DOCUMENT EXTRACT:
Trespass has occasionally been used to keep agricultural pollutants off of neighbouring land. It’s been especially useful when the pollutants have constituted direct, tangible invasions – invasions that could be seen or felt, such as manure or dust.
 
Nuisance
 
For indirect invasions, and for those that can’t be seen or felt, nuisance law has often applied. Nuisance is a bit more abstract, more nuanced, than trespass. A nuisance is something that interferes with the use or enjoyment of private property. Unlike a trespass, a nuisance is something that actually causes harm. In fact, the word comes from the Latin nocere, which means “to harm.” A nuisance might cause physical damage, it might cause financial harm, or it might cause annoyance, or discomfort, or inconvenience.
 
Nuisance law has been of tremendous help to those fighting agricultural pollution. People have used it to protect themselves from smoke and foul smells. They’ve used it to challenge noises and vibrations. Sometimes, nuisance has been used to fight more tangible forms of pollution as well – whenever the pollution has interfered with the use or enjoyment of private property.
 
Of course, there are all sorts of qualifications. First of all, nuisance law doesn’t concern itself with so-called “trifling matters.” Minor, everyday smells or noises aren’t considered nuisances. The thinking is that everyone creates such common irritants, and everyone benefits from their being allowed. So these kinds of activities are protected by a rule that is summarized as “give and take, live and let live.”
 


Nor does nuisance law concern itself with the suffering of unusually sensitive people. To be a nuisance, an activity must be severe enough to harm a normal person of ordinary sensibilities.
 
Another factor in determining whether something is a nuisance is the character of the neighbourhood in which it occurs. An activity might be perfectly acceptable in an agricultural neighbourhood, but unacceptable in a residential neighbourhood. If the activity results in material injury or financial harm, then even the character of the neighbourhood is no excuse. But if it only results in personal inconvenience, discomfort, or annoyance, then the neighbourhood may justify the activity.
 
Finally, when determining if something is a nuisance, there’s the question of “reasonableness.” A nuisance is often described as an unreasonable interference with the use or enjoyment of property. There’s no single definition of what’s reasonable, but usually it encompasses all of the other issues I’ve been talking about. Significant pollution is almost never considered reasonable. In the words of one legal text, “No use of property is reasonable which causes substantial discomfort to others or is a source of damage to their property.”
I should mention one factor that is not a consideration. And that is: Who came first? In both England and in Canada, the courts have insisted, “Whether the man went to the nuisance or the nuisance came to the man, the rights are the same.”
 
I’ve found that this is the single most controversial aspect of the common law, so I’d like to spend some time discussing it. It seems that people naturally embrace the principle of “first in time, first in right.” They feel it’s a matter of fairness, or just common sense. They say, if you don’t like the smell of manure, don’t move to the country. I understand that logic, but I don’t agree with its implications.
 
Legally, the farmer who was there first never had a right to pollute his neighbour’s land. His rights stopped at his property line. Before he had a new neighbour, he may have enjoyed the opportunity to pollute for a limited time. He may have used the neighbouring land as a free receptacle for his waste. But he would not have acquired any right to continue to use it – not unless he actually purchased the land, or purchased an easement, or signed a contract with the land’s owner.

DIRECTIVE:
Extend the passage on nuisance law and agricultural pollution, picking up right after its final sentence.

GIVEN MATERIAL:
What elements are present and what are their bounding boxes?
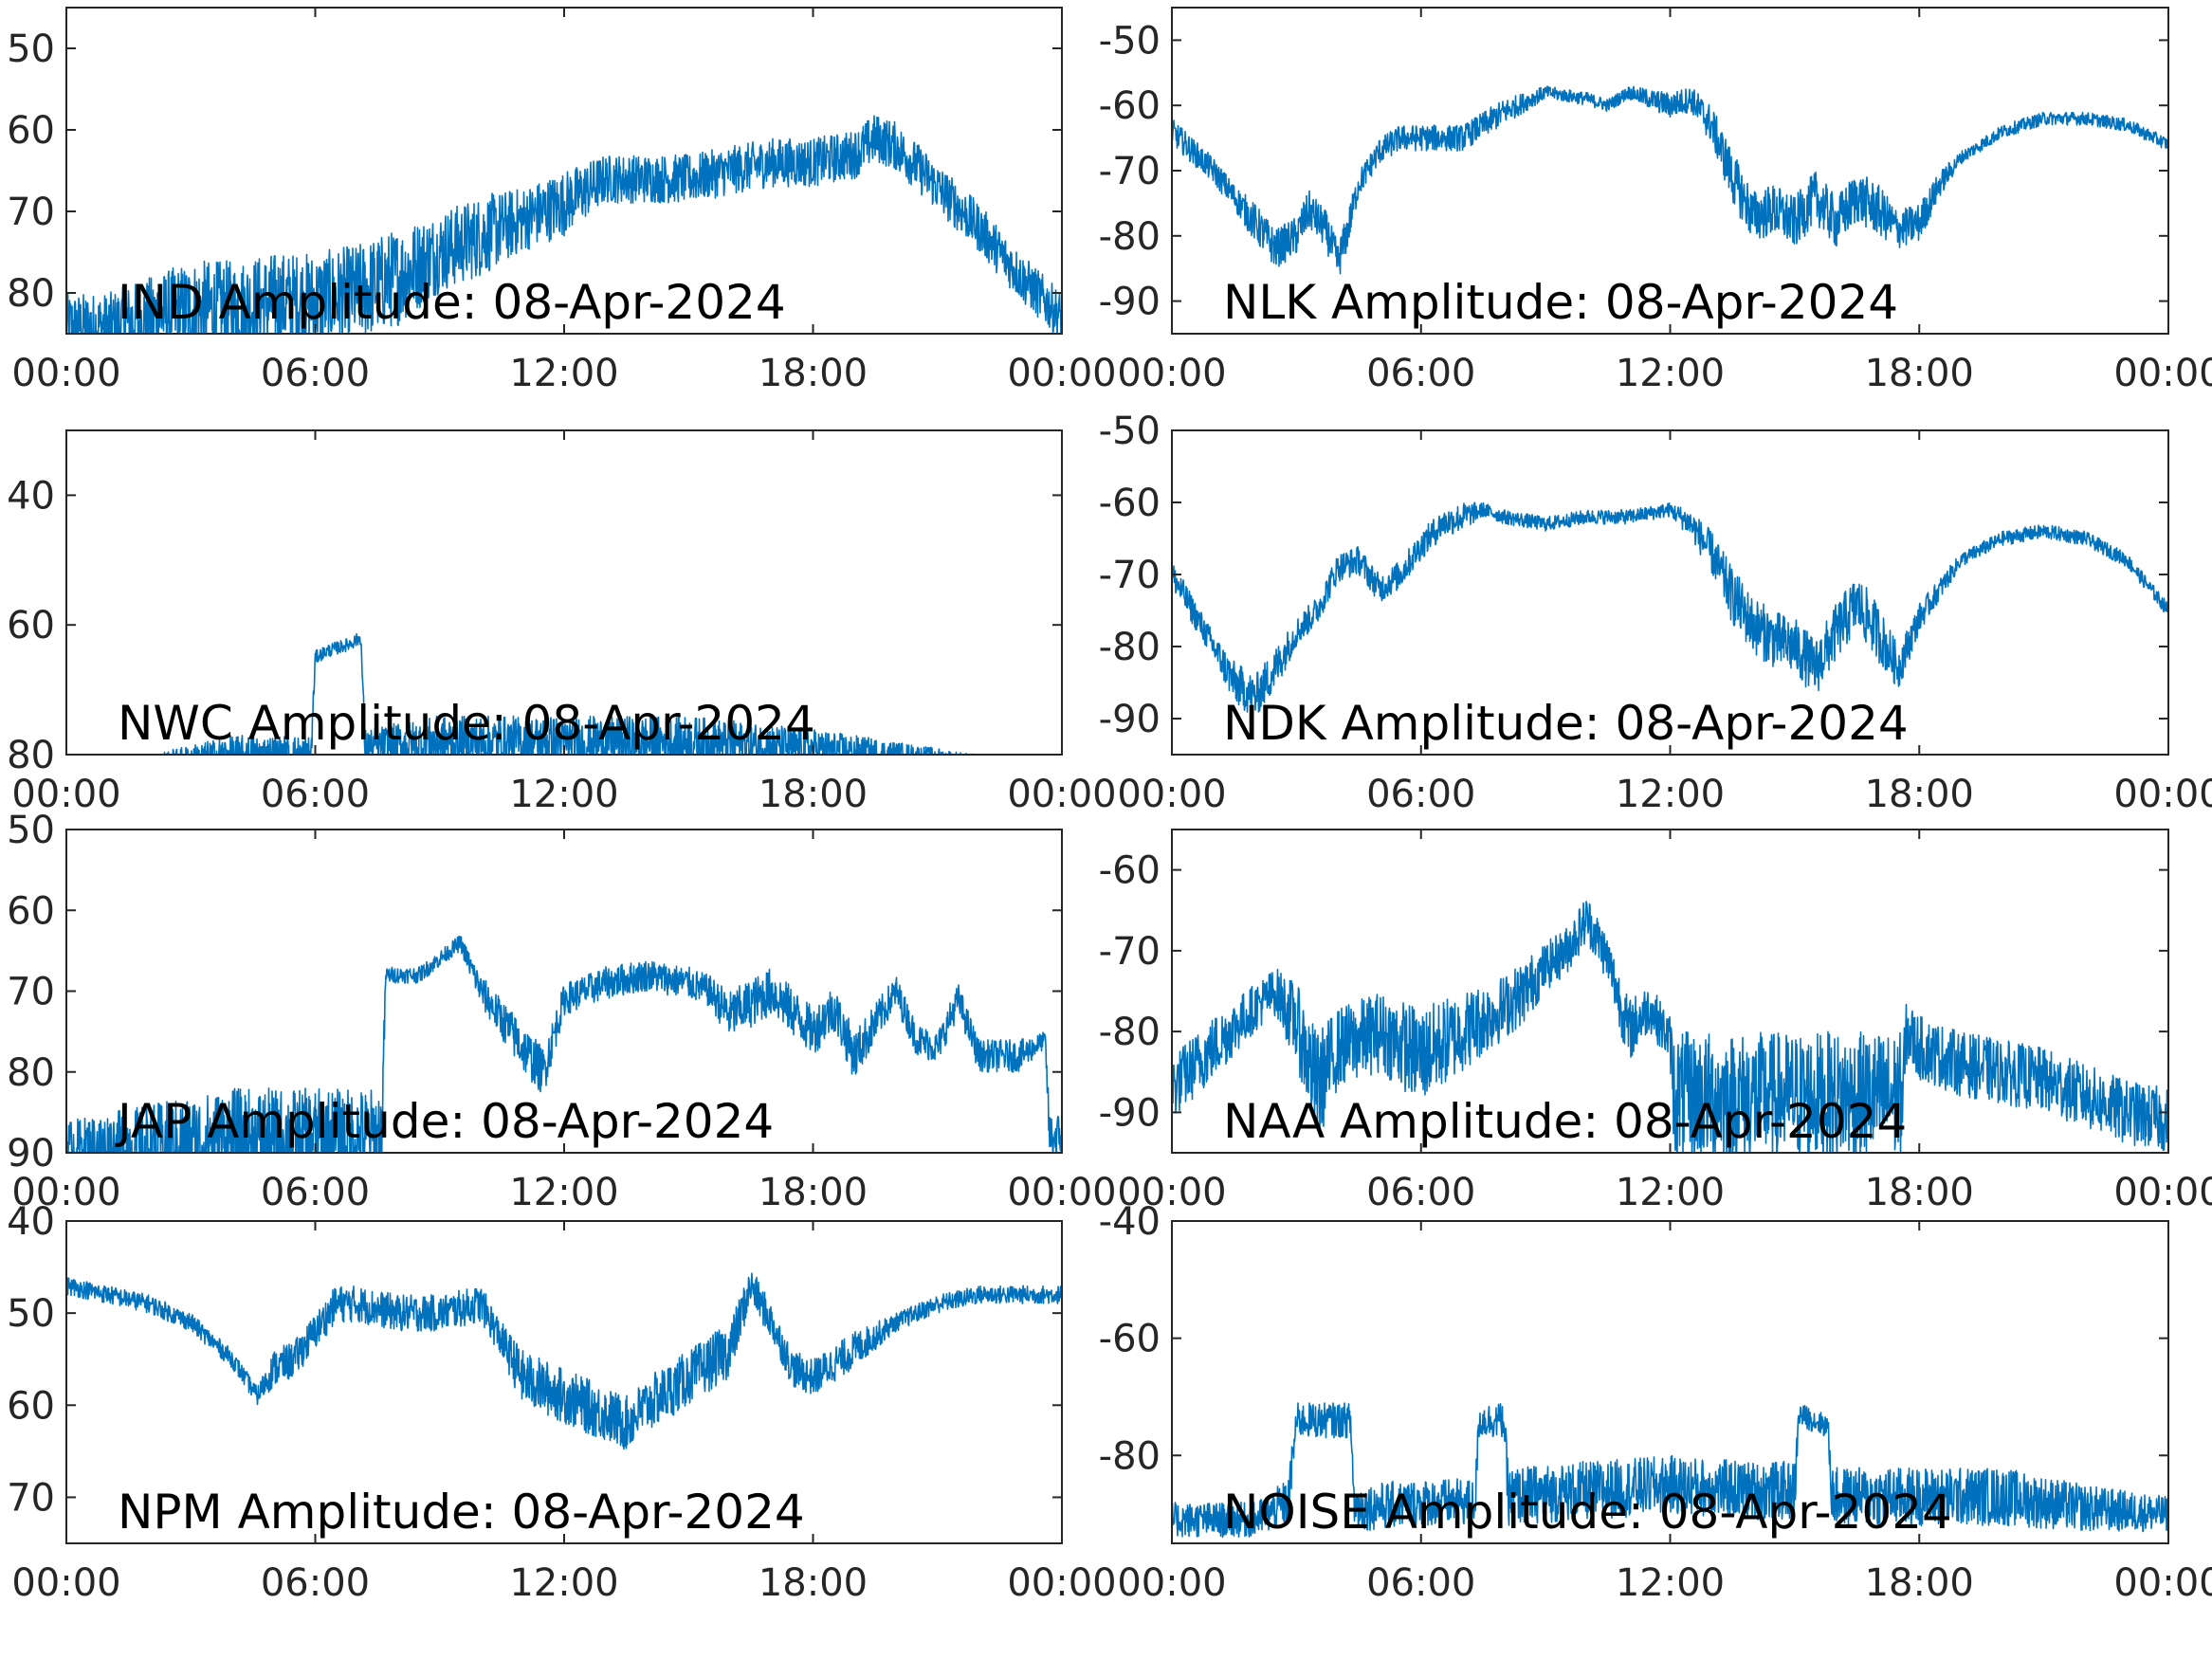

REPLY:
Let’s say that the polluting farm was beside another farm, whose owner had never complained about the nuisances it created. That’s fine. But giving the farmer a right to continue existing nuisances would, in effect, be giving him an easement over his neighbour’s land. The easement would reduce the number of uses to which the land could be put. And so it would de-value the land. In effect, a “first in time, first in right” regime allows a farmer to expropriate a portion of his neighbour’s property without compensation.
 
Another problem with “first in time, first in right” is that it actually creates incentives for farmers to establish nuisances. A farmer’s land is more valuable with nuisance easements, since they increase the number of uses to which it may be put. A farmer thus has every incentive to grab as many free easements as he can while he can – in other words, to create as many nuisances over as much land as possible.
 
And finally, the “first in time, first in right” approach works against progress. It entrenches land uses that may be of lower value than the alternatives. For all of these reasons, I think that courts are right to reject the argument.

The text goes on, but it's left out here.